Records from a collection
========================================
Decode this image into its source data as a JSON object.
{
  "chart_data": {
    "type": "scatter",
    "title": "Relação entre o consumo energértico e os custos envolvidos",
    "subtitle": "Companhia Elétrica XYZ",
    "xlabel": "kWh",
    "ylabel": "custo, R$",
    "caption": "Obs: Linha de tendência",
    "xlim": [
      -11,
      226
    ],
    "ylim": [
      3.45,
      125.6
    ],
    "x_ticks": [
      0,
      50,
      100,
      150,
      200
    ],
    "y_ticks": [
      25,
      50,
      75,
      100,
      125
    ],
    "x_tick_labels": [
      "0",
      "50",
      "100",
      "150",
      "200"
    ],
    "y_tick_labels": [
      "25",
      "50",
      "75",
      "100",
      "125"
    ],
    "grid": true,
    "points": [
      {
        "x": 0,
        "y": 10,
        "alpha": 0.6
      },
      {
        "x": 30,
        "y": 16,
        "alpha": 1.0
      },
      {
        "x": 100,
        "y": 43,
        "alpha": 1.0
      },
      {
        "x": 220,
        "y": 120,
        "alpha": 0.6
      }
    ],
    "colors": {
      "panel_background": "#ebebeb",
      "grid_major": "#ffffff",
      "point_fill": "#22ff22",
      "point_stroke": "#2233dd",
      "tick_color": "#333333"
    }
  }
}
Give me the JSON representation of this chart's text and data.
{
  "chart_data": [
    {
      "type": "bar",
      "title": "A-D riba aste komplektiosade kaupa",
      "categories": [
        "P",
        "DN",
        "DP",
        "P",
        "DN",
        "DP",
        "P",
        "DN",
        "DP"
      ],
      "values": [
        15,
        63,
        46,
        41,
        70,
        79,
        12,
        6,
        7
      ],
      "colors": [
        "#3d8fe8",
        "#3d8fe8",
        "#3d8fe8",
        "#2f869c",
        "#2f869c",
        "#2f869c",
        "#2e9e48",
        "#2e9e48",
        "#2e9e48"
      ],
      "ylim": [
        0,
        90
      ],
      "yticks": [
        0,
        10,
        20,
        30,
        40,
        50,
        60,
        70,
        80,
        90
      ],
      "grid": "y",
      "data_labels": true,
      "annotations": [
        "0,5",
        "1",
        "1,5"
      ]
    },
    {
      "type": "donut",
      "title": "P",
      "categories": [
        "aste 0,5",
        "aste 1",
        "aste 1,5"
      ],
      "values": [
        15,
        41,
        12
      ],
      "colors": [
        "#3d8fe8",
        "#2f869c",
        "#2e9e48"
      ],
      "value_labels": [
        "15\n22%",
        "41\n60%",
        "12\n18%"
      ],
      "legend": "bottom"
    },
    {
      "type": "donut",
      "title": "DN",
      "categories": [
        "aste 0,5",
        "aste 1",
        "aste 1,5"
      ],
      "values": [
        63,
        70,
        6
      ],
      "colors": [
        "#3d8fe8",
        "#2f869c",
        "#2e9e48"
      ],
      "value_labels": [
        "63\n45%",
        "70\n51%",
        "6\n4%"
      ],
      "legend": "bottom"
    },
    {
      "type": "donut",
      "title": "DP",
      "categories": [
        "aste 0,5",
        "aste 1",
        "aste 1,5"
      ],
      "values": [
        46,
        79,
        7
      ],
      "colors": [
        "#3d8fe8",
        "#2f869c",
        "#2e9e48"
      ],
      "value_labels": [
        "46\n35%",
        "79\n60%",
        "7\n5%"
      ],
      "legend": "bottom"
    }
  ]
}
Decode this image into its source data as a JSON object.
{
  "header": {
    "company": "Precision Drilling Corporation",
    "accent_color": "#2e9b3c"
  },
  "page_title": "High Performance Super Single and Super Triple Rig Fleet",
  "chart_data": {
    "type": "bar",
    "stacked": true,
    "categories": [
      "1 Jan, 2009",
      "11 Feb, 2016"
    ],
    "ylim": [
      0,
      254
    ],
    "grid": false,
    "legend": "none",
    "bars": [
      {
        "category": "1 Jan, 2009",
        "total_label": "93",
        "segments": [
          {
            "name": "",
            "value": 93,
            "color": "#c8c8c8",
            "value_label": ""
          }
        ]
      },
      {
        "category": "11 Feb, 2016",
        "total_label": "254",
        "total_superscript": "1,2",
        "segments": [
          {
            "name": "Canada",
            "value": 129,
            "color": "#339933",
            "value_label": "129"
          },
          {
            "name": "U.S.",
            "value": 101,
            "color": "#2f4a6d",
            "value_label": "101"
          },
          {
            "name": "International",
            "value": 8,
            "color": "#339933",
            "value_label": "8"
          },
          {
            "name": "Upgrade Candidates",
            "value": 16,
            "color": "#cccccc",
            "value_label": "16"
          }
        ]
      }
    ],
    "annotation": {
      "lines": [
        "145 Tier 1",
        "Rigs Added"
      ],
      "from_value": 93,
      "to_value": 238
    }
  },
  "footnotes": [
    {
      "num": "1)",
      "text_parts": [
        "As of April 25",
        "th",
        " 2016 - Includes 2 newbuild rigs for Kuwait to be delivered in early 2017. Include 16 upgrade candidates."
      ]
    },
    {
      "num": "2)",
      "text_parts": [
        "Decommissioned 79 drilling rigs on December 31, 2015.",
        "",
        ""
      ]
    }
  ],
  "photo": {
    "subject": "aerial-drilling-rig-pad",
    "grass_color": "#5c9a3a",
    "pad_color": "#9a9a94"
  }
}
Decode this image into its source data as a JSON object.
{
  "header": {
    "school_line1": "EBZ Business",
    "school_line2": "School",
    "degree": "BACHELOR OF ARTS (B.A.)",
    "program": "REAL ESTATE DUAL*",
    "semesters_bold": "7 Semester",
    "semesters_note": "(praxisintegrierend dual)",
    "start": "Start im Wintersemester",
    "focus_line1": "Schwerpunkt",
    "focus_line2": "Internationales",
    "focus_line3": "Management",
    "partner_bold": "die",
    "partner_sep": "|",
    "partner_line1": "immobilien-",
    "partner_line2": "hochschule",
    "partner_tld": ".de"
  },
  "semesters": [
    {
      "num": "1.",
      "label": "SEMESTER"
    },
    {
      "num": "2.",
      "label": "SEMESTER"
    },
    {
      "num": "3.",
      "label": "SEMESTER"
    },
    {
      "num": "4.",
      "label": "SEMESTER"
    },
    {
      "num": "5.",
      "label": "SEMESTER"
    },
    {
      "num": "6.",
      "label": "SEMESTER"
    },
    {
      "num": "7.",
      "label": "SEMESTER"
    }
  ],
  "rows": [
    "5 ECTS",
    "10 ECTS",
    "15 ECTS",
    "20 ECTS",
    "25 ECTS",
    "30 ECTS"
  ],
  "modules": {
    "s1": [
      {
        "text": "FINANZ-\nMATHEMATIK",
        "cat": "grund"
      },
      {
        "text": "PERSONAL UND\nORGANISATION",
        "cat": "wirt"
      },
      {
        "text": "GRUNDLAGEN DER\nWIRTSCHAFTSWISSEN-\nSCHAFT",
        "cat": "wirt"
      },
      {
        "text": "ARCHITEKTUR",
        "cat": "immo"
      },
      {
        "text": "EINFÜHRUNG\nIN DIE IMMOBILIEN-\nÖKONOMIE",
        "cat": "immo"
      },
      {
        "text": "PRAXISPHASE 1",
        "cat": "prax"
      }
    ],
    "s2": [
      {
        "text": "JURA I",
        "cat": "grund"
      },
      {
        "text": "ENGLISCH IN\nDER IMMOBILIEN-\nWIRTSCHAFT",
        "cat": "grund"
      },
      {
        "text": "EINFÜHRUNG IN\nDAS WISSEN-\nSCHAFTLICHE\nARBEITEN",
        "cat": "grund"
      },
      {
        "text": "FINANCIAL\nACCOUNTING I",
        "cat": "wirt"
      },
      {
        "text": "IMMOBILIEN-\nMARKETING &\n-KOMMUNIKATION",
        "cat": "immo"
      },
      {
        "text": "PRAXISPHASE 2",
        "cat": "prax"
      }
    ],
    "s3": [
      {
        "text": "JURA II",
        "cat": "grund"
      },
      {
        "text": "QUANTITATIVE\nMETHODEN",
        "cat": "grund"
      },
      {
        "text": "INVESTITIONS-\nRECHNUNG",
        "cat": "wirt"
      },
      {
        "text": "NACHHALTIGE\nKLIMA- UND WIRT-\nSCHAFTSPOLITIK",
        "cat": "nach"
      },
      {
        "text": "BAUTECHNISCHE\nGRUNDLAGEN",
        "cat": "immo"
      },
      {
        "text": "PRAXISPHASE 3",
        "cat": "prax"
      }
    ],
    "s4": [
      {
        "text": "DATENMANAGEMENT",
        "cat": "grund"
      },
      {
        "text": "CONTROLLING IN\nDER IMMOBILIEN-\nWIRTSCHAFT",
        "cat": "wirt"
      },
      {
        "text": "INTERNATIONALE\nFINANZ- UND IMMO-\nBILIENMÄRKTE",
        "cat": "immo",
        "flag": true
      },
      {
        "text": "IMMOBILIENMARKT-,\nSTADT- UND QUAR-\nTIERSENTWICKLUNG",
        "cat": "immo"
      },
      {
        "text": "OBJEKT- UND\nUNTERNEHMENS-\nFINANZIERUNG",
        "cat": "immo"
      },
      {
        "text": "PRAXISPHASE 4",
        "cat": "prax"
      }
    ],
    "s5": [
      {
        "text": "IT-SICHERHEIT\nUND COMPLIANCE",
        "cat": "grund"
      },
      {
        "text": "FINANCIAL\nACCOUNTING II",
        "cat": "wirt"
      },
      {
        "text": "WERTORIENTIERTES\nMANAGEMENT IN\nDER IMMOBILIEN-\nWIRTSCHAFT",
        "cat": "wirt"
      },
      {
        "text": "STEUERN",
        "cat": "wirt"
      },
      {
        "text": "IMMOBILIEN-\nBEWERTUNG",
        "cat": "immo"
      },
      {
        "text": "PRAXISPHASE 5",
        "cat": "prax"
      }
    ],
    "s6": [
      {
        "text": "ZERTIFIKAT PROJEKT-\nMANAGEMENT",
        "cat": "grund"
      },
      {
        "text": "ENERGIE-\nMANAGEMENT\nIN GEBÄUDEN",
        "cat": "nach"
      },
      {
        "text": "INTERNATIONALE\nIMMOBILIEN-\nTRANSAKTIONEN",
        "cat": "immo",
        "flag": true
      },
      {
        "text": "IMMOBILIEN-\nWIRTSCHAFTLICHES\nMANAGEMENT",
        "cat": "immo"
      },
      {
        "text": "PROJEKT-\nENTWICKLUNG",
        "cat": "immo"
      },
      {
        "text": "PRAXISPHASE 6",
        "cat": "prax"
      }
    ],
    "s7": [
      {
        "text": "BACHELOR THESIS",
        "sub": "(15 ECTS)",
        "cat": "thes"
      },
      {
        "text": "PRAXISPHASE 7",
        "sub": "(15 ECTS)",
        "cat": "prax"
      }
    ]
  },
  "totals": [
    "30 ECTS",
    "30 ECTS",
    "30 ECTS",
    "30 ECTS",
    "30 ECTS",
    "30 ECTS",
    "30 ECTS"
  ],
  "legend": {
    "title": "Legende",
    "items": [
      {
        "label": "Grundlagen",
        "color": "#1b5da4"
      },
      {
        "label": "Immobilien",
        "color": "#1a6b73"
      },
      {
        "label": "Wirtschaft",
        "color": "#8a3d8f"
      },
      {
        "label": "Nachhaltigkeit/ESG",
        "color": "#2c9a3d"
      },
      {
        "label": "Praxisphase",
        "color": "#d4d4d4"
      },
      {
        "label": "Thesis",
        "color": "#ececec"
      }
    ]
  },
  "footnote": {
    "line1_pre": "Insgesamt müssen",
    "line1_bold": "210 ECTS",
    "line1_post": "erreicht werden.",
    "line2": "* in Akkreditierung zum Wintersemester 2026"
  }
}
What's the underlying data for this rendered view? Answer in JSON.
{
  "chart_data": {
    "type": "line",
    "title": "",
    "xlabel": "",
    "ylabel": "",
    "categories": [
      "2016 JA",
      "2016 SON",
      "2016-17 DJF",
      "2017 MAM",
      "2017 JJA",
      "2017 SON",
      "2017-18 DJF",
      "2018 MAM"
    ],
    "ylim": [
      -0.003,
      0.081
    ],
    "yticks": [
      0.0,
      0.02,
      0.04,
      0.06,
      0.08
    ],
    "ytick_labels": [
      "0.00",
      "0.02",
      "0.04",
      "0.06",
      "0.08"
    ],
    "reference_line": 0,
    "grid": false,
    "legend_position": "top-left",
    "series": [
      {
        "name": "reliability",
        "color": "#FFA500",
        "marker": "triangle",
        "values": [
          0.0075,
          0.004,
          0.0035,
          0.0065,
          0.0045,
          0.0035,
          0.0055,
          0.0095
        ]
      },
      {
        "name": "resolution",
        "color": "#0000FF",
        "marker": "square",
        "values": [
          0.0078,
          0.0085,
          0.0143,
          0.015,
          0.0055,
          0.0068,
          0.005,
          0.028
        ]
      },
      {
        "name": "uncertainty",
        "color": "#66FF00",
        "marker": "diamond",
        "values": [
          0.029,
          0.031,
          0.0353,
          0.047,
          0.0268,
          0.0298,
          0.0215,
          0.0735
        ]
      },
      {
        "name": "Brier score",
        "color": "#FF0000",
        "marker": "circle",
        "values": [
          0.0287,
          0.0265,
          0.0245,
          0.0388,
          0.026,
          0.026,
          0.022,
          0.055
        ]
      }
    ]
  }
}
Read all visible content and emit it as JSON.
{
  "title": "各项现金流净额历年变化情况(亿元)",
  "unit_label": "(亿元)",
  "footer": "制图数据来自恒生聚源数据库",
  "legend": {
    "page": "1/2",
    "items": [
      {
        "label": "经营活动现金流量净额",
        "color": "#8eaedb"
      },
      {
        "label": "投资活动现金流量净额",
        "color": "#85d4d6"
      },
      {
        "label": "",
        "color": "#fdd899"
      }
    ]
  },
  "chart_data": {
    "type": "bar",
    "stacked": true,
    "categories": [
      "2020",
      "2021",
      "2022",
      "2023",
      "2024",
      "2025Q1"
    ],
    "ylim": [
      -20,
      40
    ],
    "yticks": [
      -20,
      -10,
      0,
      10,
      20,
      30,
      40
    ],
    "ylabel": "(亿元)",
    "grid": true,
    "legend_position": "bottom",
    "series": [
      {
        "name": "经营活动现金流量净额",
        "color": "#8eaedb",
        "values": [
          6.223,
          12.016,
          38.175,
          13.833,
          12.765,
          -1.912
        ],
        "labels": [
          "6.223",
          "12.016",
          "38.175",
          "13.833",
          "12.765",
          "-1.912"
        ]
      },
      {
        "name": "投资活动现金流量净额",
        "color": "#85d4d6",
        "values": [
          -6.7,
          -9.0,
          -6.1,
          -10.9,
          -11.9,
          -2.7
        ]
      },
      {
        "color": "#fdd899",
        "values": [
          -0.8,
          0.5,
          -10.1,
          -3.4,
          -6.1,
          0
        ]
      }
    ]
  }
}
========================================
> _EXERCISE_
Show each line in the entries that holds the string "Wintersemester".

> _TASK OUTPUT_
    "start": "Start im Wintersemester",
    "line2": "* in Akkreditierung zum Wintersemester 2026"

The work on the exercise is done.